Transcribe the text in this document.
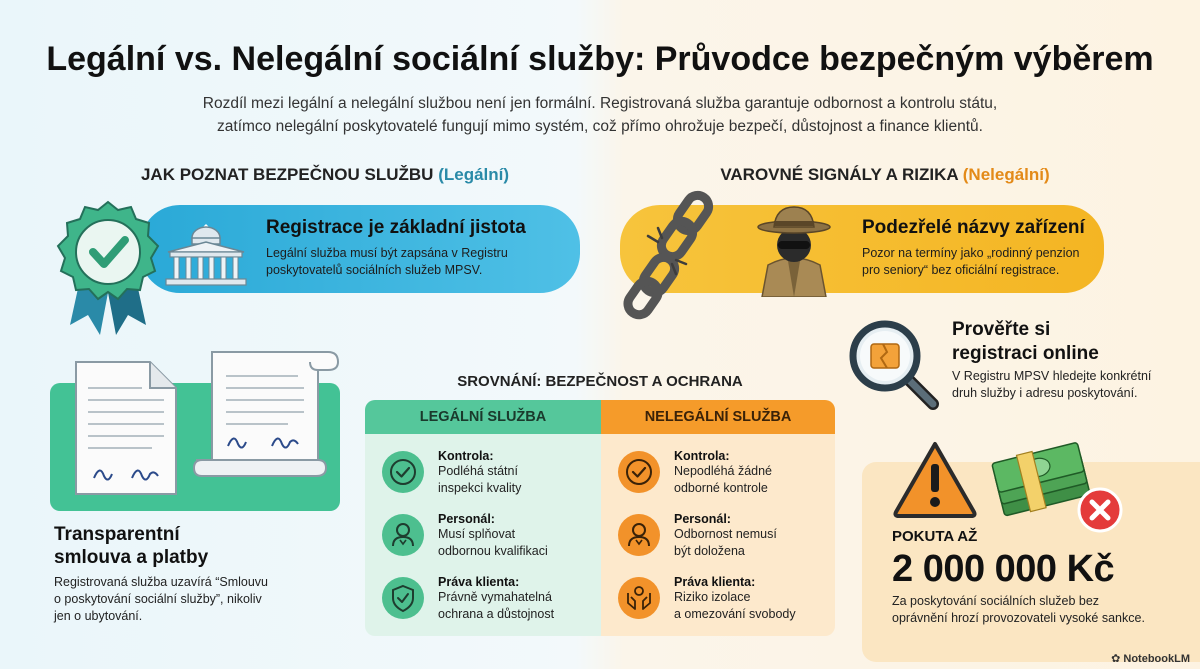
Legální vs. Nelegální sociální služby: Průvodce bezpečným výběrem
Rozdíl mezi legální a nelegální službou není jen formální. Registrovaná služba garantuje odbornost a kontrolu státu,
zatímco nelegální poskytovatelé fungují mimo systém, což přímo ohrožuje bezpečí, důstojnost a finance klientů.
JAK POZNAT BEZPEČNOU SLUŽBU (Legální)	VAROVNÉ SIGNÁLY A RIZIKA (Nelegální)
Registrace je základní jistota
Legální služba musí být zapsána v Registru
poskytovatelů sociálních služeb MPSV.
Podezřelé názvy zařízení
Pozor na termíny jako „rodinný penzion
pro seniory“ bez oficiální registrace.
Prověřte si
registraci online
V Registru MPSV hledejte konkrétní
druh služby i adresu poskytování.
Transparentní
smlouva a platby
Registrovaná služba uzavírá “Smlouvu
o poskytování sociální služby”, nikoliv
jen o ubytování.
SROVNÁNÍ: BEZPEČNOST A OCHRANA
LEGÁLNÍ SLUŽBA	NELEGÁLNÍ SLUŽBA
Kontrola:
Podléhá státní
inspekci kvality
Personál:
Musí splňovat
odbornou kvalifikaci
Práva klienta:
Právně vymahatelná
ochrana a důstojnost
Kontrola:
Nepodléhá žádné
odborné kontrole
Personál:
Odbornost nemusí
být doložena
Práva klienta:
Riziko izolace
a omezování svobody
POKUTA AŽ
2 000 000 Kč
Za poskytování sociálních služeb bez
oprávnění hrozí provozovateli vysoké sankce.
✿ NotebookLM
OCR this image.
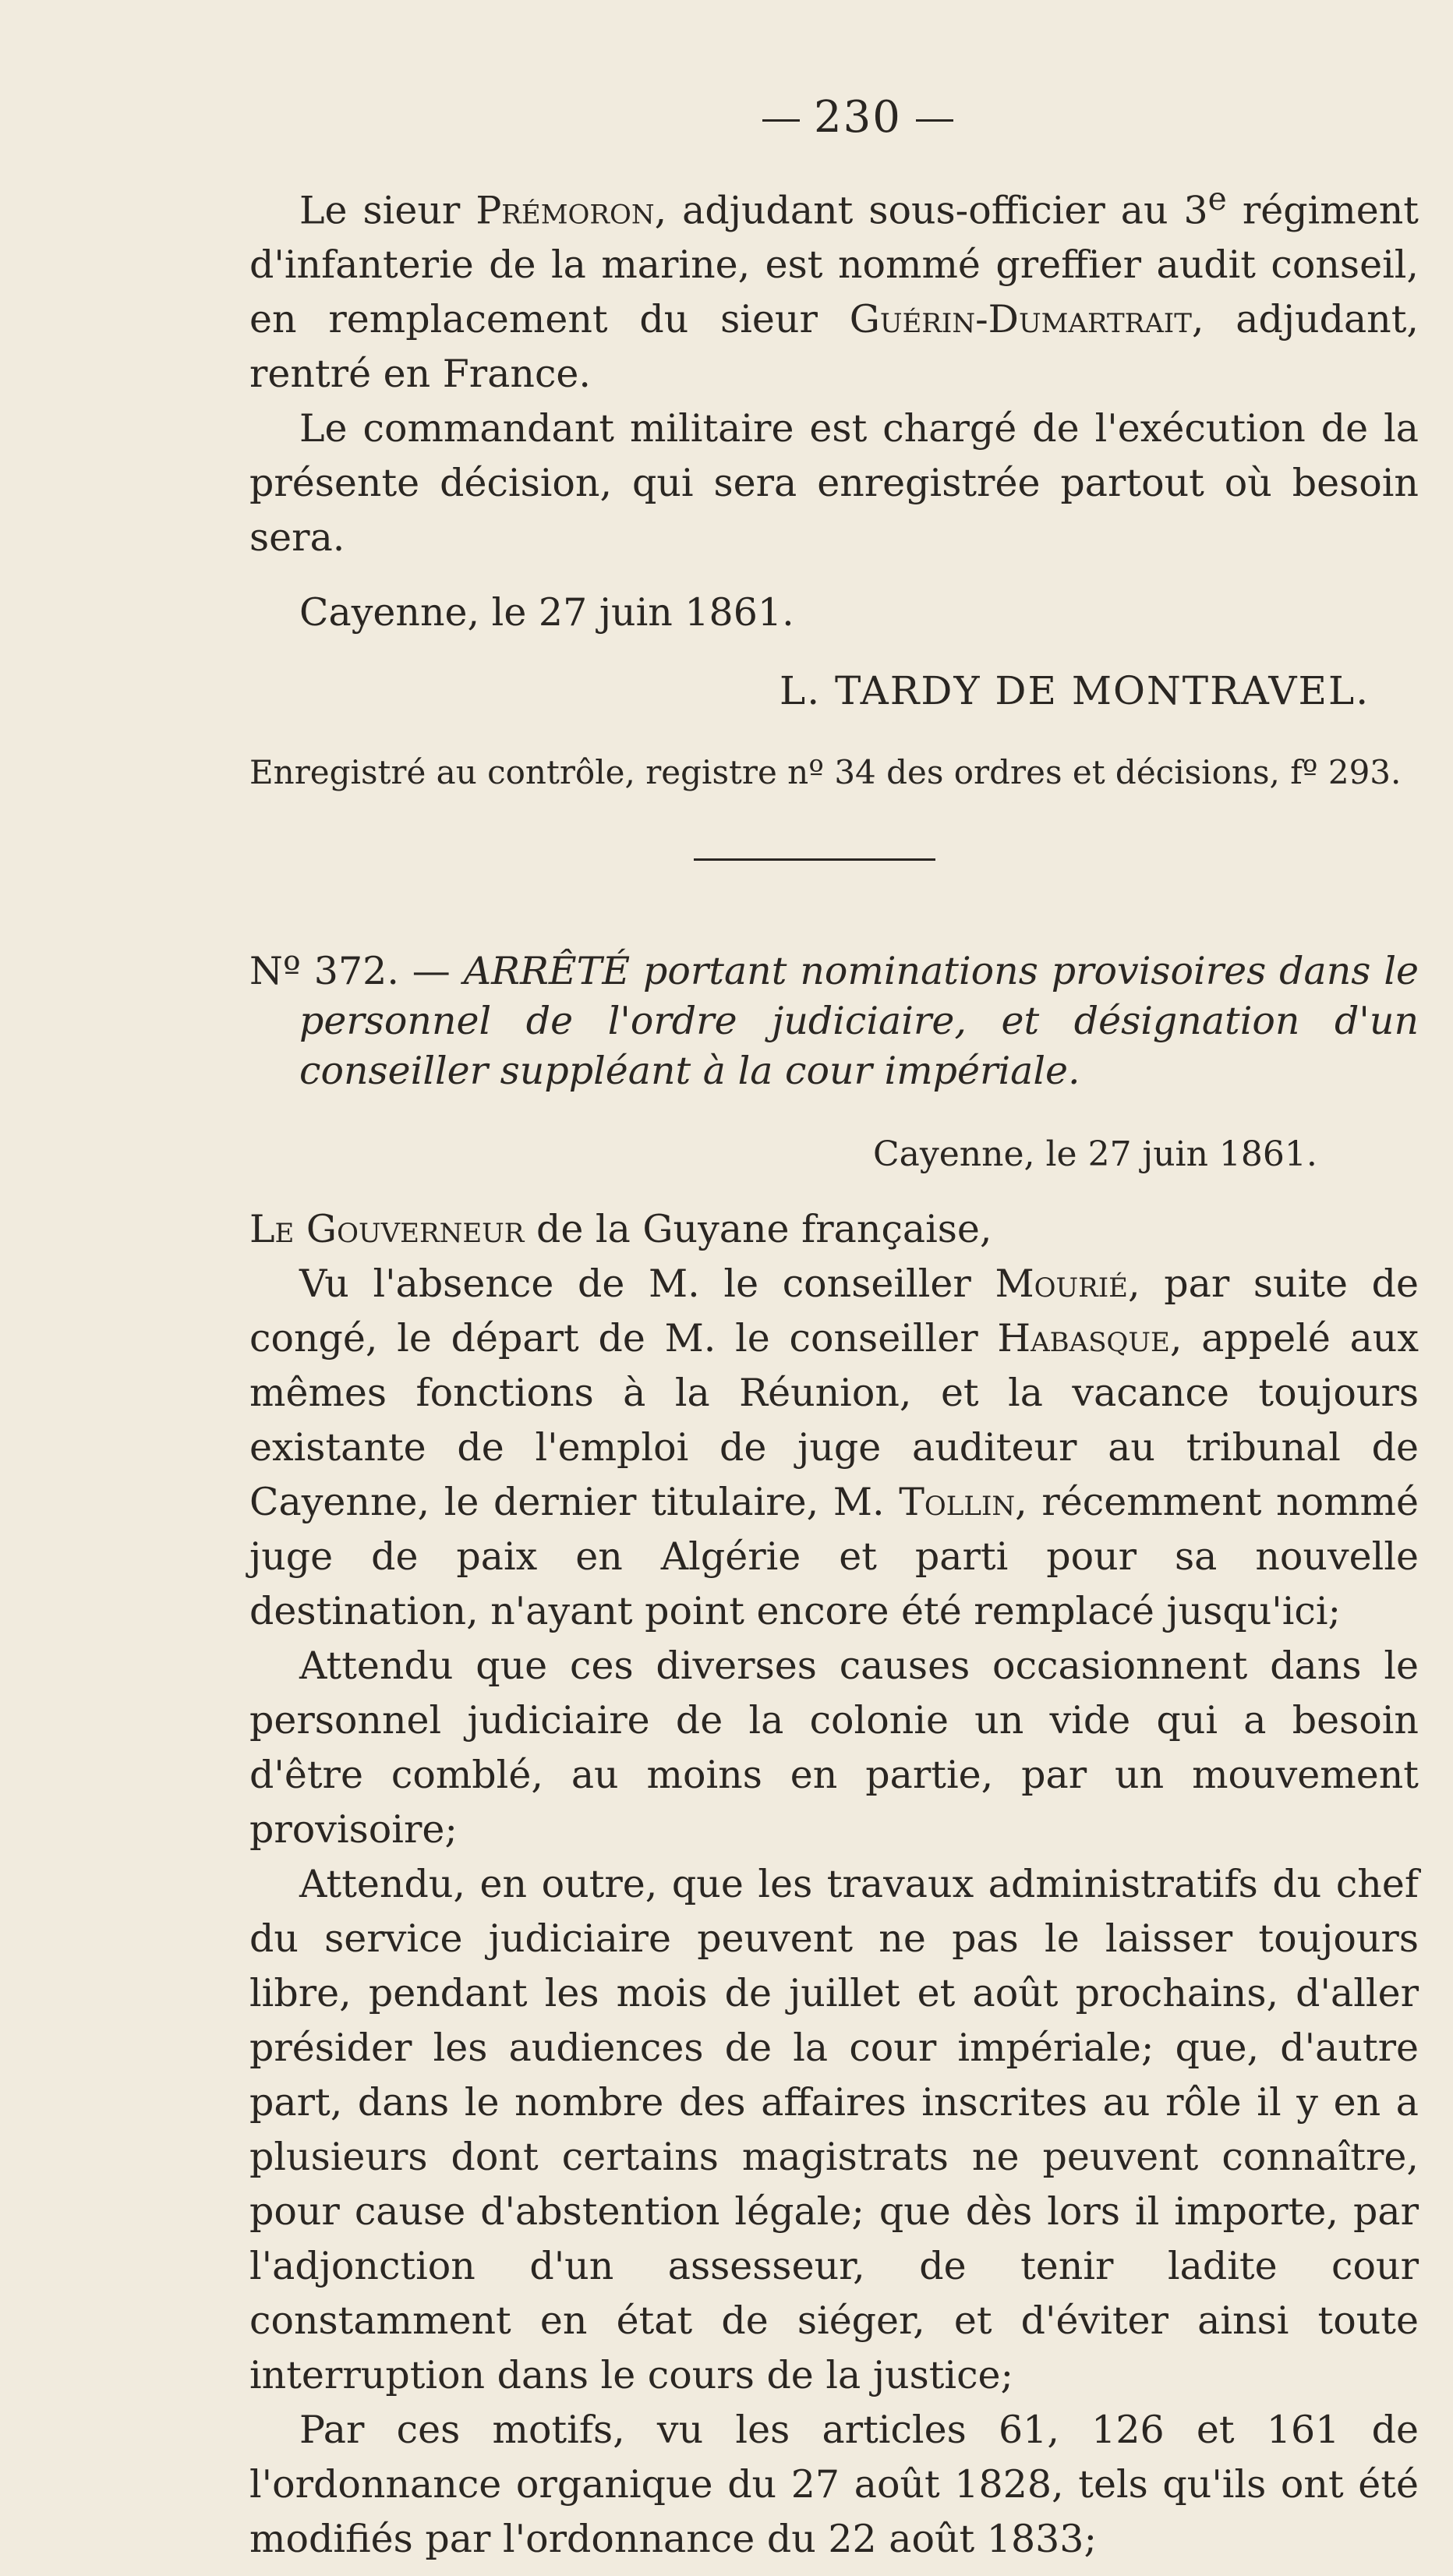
230

Le sieur Prémoron, adjudant sous-officier au 3e régiment d'infanterie de la marine, est nommé greffier audit conseil, en remplacement du sieur Guérin-Dumartrait, adjudant, rentré en France.

Le commandant militaire est chargé de l'exécution de la présente décision, qui sera enregistrée partout où besoin sera.

Cayenne, le 27 juin 1861.

L. TARDY DE MONTRAVEL.

Enregistré au contrôle, registre nº 34 des ordres et décisions, fº 293.

Nº 372. — ARRÊTÉ portant nominations provisoires dans le personnel de l'ordre judiciaire, et désignation d'un conseiller suppléant à la cour impériale.

Cayenne, le 27 juin 1861.

Le Gouverneur de la Guyane française,

Vu l'absence de M. le conseiller Mourié, par suite de congé, le départ de M. le conseiller Habasque, appelé aux mêmes fonctions à la Réunion, et la vacance toujours existante de l'emploi de juge auditeur au tribunal de Cayenne, le dernier titulaire, M. Tollin, récemment nommé juge de paix en Algérie et parti pour sa nouvelle destination, n'ayant point encore été remplacé jusqu'ici;

Attendu que ces diverses causes occasionnent dans le personnel judiciaire de la colonie un vide qui a besoin d'être comblé, au moins en partie, par un mouvement provisoire;

Attendu, en outre, que les travaux administratifs du chef du service judiciaire peuvent ne pas le laisser toujours libre, pendant les mois de juillet et août prochains, d'aller présider les audiences de la cour impériale; que, d'autre part, dans le nombre des affaires inscrites au rôle il y en a plusieurs dont certains magistrats ne peuvent connaître, pour cause d'abstention légale; que dès lors il importe, par l'adjonction d'un assesseur, de tenir ladite cour constamment en état de siéger, et d'éviter ainsi toute interruption dans le cours de la justice;

Par ces motifs, vu les articles 61, 126 et 161 de l'ordonnance organique du 27 août 1828, tels qu'ils ont été modifiés par l'ordonnance du 22 août 1833;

----------

AIM OF THE TASK =>
Without the pictures, retype the whole of the material above exactly.

SOLUTION =>
Transcribe the text in this document.
Legální vs. Nelegální sociální služby: Průvodce bezpečným výběrem
Rozdíl mezi legální a nelegální službou není jen formální. Registrovaná služba garantuje odbornost a kontrolu státu,
zatímco nelegální poskytovatelé fungují mimo systém, což přímo ohrožuje bezpečí, důstojnost a finance klientů.
JAK POZNAT BEZPEČNOU SLUŽBU (Legální)	VAROVNÉ SIGNÁLY A RIZIKA (Nelegální)
Registrace je základní jistota
Legální služba musí být zapsána v Registru
poskytovatelů sociálních služeb MPSV.
Podezřelé názvy zařízení
Pozor na termíny jako „rodinný penzion
pro seniory“ bez oficiální registrace.
Prověřte si
registraci online
V Registru MPSV hledejte konkrétní
druh služby i adresu poskytování.
Transparentní
smlouva a platby
Registrovaná služba uzavírá “Smlouvu
o poskytování sociální služby”, nikoliv
jen o ubytování.
SROVNÁNÍ: BEZPEČNOST A OCHRANA
LEGÁLNÍ SLUŽBA	NELEGÁLNÍ SLUŽBA
Kontrola:
Podléhá státní
inspekci kvality
Personál:
Musí splňovat
odbornou kvalifikaci
Práva klienta:
Právně vymahatelná
ochrana a důstojnost
Kontrola:
Nepodléhá žádné
odborné kontrole
Personál:
Odbornost nemusí
být doložena
Práva klienta:
Riziko izolace
a omezování svobody
POKUTA AŽ
2 000 000 Kč
Za poskytování sociálních služeb bez
oprávnění hrozí provozovateli vysoké sankce.
✿ NotebookLM
OCR this image.
230

Le sieur Prémoron, adjudant sous-officier au 3e régiment d'infanterie de la marine, est nommé greffier audit conseil, en remplacement du sieur Guérin-Dumartrait, adjudant, rentré en France.

Le commandant militaire est chargé de l'exécution de la présente décision, qui sera enregistrée partout où besoin sera.

Cayenne, le 27 juin 1861.

L. TARDY DE MONTRAVEL.

Enregistré au contrôle, registre nº 34 des ordres et décisions, fº 293.

Nº 372. — ARRÊTÉ portant nominations provisoires dans le personnel de l'ordre judiciaire, et désignation d'un conseiller suppléant à la cour impériale.

Cayenne, le 27 juin 1861.

Le Gouverneur de la Guyane française,

Vu l'absence de M. le conseiller Mourié, par suite de congé, le départ de M. le conseiller Habasque, appelé aux mêmes fonctions à la Réunion, et la vacance toujours existante de l'emploi de juge auditeur au tribunal de Cayenne, le dernier titulaire, M. Tollin, récemment nommé juge de paix en Algérie et parti pour sa nouvelle destination, n'ayant point encore été remplacé jusqu'ici;

Attendu que ces diverses causes occasionnent dans le personnel judiciaire de la colonie un vide qui a besoin d'être comblé, au moins en partie, par un mouvement provisoire;

Attendu, en outre, que les travaux administratifs du chef du service judiciaire peuvent ne pas le laisser toujours libre, pendant les mois de juillet et août prochains, d'aller présider les audiences de la cour impériale; que, d'autre part, dans le nombre des affaires inscrites au rôle il y en a plusieurs dont certains magistrats ne peuvent connaître, pour cause d'abstention légale; que dès lors il importe, par l'adjonction d'un assesseur, de tenir ladite cour constamment en état de siéger, et d'éviter ainsi toute interruption dans le cours de la justice;

Par ces motifs, vu les articles 61, 126 et 161 de l'ordonnance organique du 27 août 1828, tels qu'ils ont été modifiés par l'ordonnance du 22 août 1833;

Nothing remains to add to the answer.